**THE EXERCISE**
Write out each line beneath this one exactly as it reads.

* BEGIN TASK DATA *

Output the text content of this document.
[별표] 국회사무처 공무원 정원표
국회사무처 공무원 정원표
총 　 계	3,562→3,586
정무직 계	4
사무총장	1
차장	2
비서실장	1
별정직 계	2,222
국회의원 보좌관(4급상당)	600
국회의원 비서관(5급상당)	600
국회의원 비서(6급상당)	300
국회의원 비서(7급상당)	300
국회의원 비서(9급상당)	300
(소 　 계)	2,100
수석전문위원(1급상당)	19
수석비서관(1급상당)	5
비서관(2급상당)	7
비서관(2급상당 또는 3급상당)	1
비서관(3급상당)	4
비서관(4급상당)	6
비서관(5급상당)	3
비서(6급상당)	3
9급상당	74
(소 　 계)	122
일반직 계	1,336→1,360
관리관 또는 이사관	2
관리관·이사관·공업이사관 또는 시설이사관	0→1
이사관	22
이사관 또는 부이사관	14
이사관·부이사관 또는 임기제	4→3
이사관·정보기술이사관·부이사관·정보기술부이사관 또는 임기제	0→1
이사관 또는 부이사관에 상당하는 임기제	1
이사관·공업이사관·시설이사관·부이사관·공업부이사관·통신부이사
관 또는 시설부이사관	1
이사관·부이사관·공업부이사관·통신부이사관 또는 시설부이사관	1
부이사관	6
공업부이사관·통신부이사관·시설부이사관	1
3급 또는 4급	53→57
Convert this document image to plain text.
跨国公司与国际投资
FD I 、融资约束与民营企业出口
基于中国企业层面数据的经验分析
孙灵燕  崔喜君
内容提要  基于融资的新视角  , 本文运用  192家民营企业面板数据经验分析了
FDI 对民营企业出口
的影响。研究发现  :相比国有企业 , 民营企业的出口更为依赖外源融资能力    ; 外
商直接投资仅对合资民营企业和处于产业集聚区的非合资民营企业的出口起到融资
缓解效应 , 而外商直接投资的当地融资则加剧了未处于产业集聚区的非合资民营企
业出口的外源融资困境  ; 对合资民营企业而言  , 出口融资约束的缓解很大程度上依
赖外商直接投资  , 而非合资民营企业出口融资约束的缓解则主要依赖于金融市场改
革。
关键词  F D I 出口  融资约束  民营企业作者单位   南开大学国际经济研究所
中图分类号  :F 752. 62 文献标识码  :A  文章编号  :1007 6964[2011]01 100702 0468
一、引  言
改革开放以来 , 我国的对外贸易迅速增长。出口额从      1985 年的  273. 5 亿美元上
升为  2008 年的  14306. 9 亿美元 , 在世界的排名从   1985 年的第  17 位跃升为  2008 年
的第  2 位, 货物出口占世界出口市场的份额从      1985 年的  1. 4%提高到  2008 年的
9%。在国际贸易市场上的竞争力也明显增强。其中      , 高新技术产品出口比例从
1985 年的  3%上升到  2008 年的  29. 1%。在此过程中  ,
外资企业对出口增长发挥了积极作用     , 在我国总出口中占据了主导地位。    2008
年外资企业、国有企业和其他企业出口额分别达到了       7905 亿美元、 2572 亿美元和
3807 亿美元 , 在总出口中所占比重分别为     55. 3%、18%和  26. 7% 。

* END TASK DATA *

**OUTPUT FOR THIS EXERCISE**
Output the text content of this document.
[별표] 국회사무처 공무원 정원표
국회사무처 공무원 정원표
총 　 계	3,562→3,586
정무직 계	4
사무총장	1
차장	2
비서실장	1
별정직 계	2,222
국회의원 보좌관(4급상당)	600
국회의원 비서관(5급상당)	600
국회의원 비서(6급상당)	300
국회의원 비서(7급상당)	300
국회의원 비서(9급상당)	300
(소 　 계)	2,100
수석전문위원(1급상당)	19
수석비서관(1급상당)	5
비서관(2급상당)	7
비서관(2급상당 또는 3급상당)	1
비서관(3급상당)	4
비서관(4급상당)	6
비서관(5급상당)	3
비서(6급상당)	3
9급상당	74
(소 　 계)	122
일반직 계	1,336→1,360
관리관 또는 이사관	2
관리관·이사관·공업이사관 또는 시설이사관	0→1
이사관	22
이사관 또는 부이사관	14
이사관·부이사관 또는 임기제	4→3
이사관·정보기술이사관·부이사관·정보기술부이사관 또는 임기제	0→1
이사관 또는 부이사관에 상당하는 임기제	1
이사관·공업이사관·시설이사관·부이사관·공업부이사관·통신부이사
관 또는 시설부이사관	1
이사관·부이사관·공업부이사관·통신부이사관 또는 시설부이사관	1
부이사관	6
공업부이사관·통신부이사관·시설부이사관	1
3급 또는 4급	53→57
Convert this document image to plain text.
跨国公司与国际投资
FD I 、融资约束与民营企业出口
基于中国企业层面数据的经验分析
孙灵燕  崔喜君
内容提要  基于融资的新视角  , 本文运用  192家民营企业面板数据经验分析了
FDI 对民营企业出口
的影响。研究发现  :相比国有企业 , 民营企业的出口更为依赖外源融资能力    ; 外
商直接投资仅对合资民营企业和处于产业集聚区的非合资民营企业的出口起到融资
缓解效应 , 而外商直接投资的当地融资则加剧了未处于产业集聚区的非合资民营企
业出口的外源融资困境  ; 对合资民营企业而言  , 出口融资约束的缓解很大程度上依
赖外商直接投资  , 而非合资民营企业出口融资约束的缓解则主要依赖于金融市场改
革。
关键词  F D I 出口  融资约束  民营企业作者单位   南开大学国际经济研究所
中图分类号  :F 752. 62 文献标识码  :A  文章编号  :1007 6964[2011]01 100702 0468
一、引  言
改革开放以来 , 我国的对外贸易迅速增长。出口额从      1985 年的  273. 5 亿美元上
升为  2008 年的  14306. 9 亿美元 , 在世界的排名从   1985 年的第  17 位跃升为  2008 年
的第  2 位, 货物出口占世界出口市场的份额从      1985 年的  1. 4%提高到  2008 年的
9%。在国际贸易市场上的竞争力也明显增强。其中      , 高新技术产品出口比例从
1985 年的  3%上升到  2008 年的  29. 1%。在此过程中  ,
外资企业对出口增长发挥了积极作用     , 在我国总出口中占据了主导地位。    2008
年外资企业、国有企业和其他企业出口额分别达到了       7905 亿美元、 2572 亿美元和
3807 亿美元 , 在总出口中所占比重分别为     55. 3%、18%和  26. 7% 。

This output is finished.